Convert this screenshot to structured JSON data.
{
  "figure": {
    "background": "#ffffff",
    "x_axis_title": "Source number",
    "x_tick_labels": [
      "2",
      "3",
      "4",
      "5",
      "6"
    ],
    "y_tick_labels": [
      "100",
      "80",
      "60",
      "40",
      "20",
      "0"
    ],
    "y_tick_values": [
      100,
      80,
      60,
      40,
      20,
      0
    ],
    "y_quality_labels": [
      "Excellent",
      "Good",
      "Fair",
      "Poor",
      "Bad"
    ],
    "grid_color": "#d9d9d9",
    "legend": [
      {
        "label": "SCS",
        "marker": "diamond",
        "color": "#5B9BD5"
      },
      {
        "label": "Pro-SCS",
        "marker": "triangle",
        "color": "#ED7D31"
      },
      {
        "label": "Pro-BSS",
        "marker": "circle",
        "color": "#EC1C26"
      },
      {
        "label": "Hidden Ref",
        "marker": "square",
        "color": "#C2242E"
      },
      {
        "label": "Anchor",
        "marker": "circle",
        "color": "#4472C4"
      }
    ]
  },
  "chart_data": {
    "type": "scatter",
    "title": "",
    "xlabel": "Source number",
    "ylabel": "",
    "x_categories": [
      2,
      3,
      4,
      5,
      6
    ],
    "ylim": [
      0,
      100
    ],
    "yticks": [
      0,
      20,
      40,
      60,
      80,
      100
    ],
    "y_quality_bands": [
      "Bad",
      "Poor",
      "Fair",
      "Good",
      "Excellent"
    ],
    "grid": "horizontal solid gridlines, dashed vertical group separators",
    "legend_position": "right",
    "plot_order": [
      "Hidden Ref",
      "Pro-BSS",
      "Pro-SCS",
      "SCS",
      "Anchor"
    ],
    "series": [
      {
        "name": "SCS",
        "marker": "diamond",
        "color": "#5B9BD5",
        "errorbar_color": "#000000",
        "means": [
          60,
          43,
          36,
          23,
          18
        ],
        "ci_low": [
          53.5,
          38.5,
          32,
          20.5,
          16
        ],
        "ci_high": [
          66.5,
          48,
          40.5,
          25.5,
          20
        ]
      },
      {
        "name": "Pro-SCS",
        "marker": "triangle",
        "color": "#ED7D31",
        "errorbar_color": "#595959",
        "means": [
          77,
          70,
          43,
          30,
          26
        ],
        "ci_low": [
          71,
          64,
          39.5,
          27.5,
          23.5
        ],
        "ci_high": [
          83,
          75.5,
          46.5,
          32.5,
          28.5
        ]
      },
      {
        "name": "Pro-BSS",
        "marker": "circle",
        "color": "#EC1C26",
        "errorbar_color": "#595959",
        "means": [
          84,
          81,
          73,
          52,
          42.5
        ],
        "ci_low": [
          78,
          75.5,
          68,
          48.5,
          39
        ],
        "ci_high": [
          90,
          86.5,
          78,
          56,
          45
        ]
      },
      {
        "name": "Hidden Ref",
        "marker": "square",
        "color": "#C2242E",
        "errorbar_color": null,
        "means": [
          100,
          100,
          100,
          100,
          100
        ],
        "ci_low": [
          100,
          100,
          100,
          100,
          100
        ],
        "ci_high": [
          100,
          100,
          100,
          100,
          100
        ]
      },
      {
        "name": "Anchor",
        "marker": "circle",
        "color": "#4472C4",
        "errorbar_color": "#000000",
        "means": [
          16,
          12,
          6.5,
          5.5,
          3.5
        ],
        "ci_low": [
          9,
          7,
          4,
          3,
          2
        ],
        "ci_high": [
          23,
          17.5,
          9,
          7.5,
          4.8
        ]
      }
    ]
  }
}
▬▬▬▬▬▬▬▬▬▬
__Your objective__: The records above should be duplicated in full, exactly as given.

__Answer below__:
Convert this screenshot to structured JSON data.
{
  "figure": {
    "background": "#ffffff",
    "x_axis_title": "Source number",
    "x_tick_labels": [
      "2",
      "3",
      "4",
      "5",
      "6"
    ],
    "y_tick_labels": [
      "100",
      "80",
      "60",
      "40",
      "20",
      "0"
    ],
    "y_tick_values": [
      100,
      80,
      60,
      40,
      20,
      0
    ],
    "y_quality_labels": [
      "Excellent",
      "Good",
      "Fair",
      "Poor",
      "Bad"
    ],
    "grid_color": "#d9d9d9",
    "legend": [
      {
        "label": "SCS",
        "marker": "diamond",
        "color": "#5B9BD5"
      },
      {
        "label": "Pro-SCS",
        "marker": "triangle",
        "color": "#ED7D31"
      },
      {
        "label": "Pro-BSS",
        "marker": "circle",
        "color": "#EC1C26"
      },
      {
        "label": "Hidden Ref",
        "marker": "square",
        "color": "#C2242E"
      },
      {
        "label": "Anchor",
        "marker": "circle",
        "color": "#4472C4"
      }
    ]
  },
  "chart_data": {
    "type": "scatter",
    "title": "",
    "xlabel": "Source number",
    "ylabel": "",
    "x_categories": [
      2,
      3,
      4,
      5,
      6
    ],
    "ylim": [
      0,
      100
    ],
    "yticks": [
      0,
      20,
      40,
      60,
      80,
      100
    ],
    "y_quality_bands": [
      "Bad",
      "Poor",
      "Fair",
      "Good",
      "Excellent"
    ],
    "grid": "horizontal solid gridlines, dashed vertical group separators",
    "legend_position": "right",
    "plot_order": [
      "Hidden Ref",
      "Pro-BSS",
      "Pro-SCS",
      "SCS",
      "Anchor"
    ],
    "series": [
      {
        "name": "SCS",
        "marker": "diamond",
        "color": "#5B9BD5",
        "errorbar_color": "#000000",
        "means": [
          60,
          43,
          36,
          23,
          18
        ],
        "ci_low": [
          53.5,
          38.5,
          32,
          20.5,
          16
        ],
        "ci_high": [
          66.5,
          48,
          40.5,
          25.5,
          20
        ]
      },
      {
        "name": "Pro-SCS",
        "marker": "triangle",
        "color": "#ED7D31",
        "errorbar_color": "#595959",
        "means": [
          77,
          70,
          43,
          30,
          26
        ],
        "ci_low": [
          71,
          64,
          39.5,
          27.5,
          23.5
        ],
        "ci_high": [
          83,
          75.5,
          46.5,
          32.5,
          28.5
        ]
      },
      {
        "name": "Pro-BSS",
        "marker": "circle",
        "color": "#EC1C26",
        "errorbar_color": "#595959",
        "means": [
          84,
          81,
          73,
          52,
          42.5
        ],
        "ci_low": [
          78,
          75.5,
          68,
          48.5,
          39
        ],
        "ci_high": [
          90,
          86.5,
          78,
          56,
          45
        ]
      },
      {
        "name": "Hidden Ref",
        "marker": "square",
        "color": "#C2242E",
        "errorbar_color": null,
        "means": [
          100,
          100,
          100,
          100,
          100
        ],
        "ci_low": [
          100,
          100,
          100,
          100,
          100
        ],
        "ci_high": [
          100,
          100,
          100,
          100,
          100
        ]
      },
      {
        "name": "Anchor",
        "marker": "circle",
        "color": "#4472C4",
        "errorbar_color": "#000000",
        "means": [
          16,
          12,
          6.5,
          5.5,
          3.5
        ],
        "ci_low": [
          9,
          7,
          4,
          3,
          2
        ],
        "ci_high": [
          23,
          17.5,
          9,
          7.5,
          4.8
        ]
      }
    ]
  }
}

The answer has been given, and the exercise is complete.